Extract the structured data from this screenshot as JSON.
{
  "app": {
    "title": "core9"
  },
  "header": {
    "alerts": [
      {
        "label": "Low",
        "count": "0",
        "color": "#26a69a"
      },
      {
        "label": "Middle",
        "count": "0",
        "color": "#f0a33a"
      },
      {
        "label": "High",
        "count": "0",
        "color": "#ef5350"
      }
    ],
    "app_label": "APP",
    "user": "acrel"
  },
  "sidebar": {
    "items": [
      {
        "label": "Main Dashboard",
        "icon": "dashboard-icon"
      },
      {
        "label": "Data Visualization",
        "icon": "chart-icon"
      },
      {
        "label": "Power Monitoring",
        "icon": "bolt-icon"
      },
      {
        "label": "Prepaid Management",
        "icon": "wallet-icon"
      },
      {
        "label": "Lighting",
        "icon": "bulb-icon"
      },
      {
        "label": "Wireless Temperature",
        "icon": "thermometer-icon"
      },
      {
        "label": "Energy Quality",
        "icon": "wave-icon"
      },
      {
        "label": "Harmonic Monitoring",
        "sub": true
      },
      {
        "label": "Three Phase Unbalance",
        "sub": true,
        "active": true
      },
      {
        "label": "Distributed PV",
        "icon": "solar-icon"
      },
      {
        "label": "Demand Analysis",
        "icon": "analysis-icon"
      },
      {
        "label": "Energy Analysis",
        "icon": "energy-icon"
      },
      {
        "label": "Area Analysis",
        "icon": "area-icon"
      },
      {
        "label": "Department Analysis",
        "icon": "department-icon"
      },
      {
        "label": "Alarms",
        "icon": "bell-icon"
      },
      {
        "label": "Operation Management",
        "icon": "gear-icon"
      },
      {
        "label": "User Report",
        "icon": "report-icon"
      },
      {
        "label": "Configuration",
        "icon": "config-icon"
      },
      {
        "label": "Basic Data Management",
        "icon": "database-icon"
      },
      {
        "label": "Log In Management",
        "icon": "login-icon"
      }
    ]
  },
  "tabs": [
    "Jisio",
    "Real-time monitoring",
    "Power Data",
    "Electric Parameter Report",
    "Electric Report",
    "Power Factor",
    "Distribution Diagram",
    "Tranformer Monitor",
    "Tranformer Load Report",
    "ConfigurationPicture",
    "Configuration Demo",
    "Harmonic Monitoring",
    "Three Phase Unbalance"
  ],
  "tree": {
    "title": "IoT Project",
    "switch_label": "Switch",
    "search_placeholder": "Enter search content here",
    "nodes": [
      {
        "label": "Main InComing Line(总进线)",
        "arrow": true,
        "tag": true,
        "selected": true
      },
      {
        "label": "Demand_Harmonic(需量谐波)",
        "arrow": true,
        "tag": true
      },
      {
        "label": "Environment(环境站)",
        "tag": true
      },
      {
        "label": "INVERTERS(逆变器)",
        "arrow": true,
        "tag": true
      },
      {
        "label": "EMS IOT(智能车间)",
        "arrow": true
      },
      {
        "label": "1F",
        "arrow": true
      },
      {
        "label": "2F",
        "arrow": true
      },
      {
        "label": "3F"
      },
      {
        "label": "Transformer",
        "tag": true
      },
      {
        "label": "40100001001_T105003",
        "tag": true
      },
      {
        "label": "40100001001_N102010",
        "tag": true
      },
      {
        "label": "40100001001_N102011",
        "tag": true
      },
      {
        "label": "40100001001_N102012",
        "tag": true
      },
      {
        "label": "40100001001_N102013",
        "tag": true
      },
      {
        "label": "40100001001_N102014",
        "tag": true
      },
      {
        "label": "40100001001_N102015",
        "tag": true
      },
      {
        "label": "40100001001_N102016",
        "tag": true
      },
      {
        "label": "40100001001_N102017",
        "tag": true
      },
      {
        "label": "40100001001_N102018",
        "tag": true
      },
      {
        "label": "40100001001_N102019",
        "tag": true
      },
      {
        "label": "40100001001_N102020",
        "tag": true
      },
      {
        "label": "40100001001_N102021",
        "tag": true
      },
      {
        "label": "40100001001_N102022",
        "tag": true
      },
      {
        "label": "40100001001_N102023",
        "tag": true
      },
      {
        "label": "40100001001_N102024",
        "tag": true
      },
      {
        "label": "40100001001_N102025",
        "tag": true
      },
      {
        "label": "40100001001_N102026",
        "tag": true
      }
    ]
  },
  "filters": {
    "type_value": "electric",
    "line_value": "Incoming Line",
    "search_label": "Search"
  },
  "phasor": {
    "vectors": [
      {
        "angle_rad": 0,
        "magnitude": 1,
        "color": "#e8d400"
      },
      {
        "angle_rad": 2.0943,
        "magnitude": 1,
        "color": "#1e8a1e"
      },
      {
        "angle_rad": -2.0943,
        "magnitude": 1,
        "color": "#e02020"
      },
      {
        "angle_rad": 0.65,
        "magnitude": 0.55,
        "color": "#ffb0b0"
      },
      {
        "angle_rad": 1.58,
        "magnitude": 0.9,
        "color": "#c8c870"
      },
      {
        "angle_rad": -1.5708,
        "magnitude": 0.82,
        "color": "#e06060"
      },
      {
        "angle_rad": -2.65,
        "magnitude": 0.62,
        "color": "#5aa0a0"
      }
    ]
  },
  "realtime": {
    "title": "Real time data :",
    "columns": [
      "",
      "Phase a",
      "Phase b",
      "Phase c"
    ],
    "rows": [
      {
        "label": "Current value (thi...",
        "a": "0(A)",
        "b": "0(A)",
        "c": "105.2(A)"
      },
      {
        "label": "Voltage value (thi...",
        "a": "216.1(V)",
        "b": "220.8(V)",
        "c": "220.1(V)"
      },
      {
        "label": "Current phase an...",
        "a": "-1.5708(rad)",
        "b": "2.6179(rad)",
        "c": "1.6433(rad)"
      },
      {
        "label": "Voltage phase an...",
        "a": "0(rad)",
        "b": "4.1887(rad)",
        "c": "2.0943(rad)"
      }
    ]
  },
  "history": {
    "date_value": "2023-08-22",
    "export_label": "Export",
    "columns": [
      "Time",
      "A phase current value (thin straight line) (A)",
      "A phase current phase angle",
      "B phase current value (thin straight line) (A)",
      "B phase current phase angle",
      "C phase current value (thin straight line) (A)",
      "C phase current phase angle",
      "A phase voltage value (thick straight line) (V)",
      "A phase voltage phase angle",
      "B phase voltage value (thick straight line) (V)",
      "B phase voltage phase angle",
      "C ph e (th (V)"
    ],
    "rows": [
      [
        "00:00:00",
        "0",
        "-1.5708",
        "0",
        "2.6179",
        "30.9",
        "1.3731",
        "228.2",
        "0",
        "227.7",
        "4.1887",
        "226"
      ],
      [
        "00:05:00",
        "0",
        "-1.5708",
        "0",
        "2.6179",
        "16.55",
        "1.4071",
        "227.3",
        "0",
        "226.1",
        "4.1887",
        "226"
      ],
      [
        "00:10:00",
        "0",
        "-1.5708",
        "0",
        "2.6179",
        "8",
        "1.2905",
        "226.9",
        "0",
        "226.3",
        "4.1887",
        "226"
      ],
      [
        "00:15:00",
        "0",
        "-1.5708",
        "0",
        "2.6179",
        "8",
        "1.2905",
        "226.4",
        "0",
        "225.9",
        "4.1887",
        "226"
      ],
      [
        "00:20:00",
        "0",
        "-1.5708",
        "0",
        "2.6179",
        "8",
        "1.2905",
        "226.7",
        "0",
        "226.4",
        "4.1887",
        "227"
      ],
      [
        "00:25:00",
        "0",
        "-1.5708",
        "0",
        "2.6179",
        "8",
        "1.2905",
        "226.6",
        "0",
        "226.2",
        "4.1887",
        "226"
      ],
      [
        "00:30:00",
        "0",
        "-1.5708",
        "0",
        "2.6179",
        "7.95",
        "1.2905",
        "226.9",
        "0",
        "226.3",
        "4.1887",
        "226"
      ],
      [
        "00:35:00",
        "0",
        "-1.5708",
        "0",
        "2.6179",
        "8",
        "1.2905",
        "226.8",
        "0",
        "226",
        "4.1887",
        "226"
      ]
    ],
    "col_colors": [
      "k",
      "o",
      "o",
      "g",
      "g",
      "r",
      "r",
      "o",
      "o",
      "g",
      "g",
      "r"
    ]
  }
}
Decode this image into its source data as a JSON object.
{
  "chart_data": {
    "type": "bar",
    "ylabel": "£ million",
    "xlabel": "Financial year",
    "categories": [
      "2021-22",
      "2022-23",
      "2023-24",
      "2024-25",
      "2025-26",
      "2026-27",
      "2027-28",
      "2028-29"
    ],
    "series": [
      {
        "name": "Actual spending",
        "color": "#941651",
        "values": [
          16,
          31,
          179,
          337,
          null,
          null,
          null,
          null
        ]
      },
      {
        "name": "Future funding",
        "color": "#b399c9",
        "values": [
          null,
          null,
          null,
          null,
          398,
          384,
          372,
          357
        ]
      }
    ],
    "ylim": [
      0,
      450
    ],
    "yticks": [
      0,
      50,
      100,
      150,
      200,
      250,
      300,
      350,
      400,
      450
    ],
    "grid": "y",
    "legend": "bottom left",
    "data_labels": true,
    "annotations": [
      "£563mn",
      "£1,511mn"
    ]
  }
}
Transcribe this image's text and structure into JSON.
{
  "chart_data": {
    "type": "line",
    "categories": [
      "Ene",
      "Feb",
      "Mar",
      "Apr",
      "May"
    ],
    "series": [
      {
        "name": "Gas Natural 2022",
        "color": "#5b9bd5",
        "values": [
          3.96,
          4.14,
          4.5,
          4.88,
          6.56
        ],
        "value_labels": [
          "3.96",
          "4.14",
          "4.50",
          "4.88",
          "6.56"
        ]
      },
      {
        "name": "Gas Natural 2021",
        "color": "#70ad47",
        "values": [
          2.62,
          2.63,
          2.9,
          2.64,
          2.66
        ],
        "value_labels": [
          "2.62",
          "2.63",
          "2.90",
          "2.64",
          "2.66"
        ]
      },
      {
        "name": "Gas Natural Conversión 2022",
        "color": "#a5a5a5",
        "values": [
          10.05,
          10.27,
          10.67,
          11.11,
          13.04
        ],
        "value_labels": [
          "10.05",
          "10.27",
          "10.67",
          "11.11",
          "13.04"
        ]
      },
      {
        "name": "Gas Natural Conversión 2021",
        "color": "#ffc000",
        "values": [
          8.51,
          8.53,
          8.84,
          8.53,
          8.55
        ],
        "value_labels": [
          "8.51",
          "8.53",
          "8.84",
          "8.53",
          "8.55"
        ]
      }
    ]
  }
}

::::::::::

**To be done**
Reproduce each line from the records that contains the word "Management".

**Reply to the task**
        "label": "Prepaid Management",
        "label": "Operation Management",
        "label": "Basic Data Management",
        "label": "Log In Management",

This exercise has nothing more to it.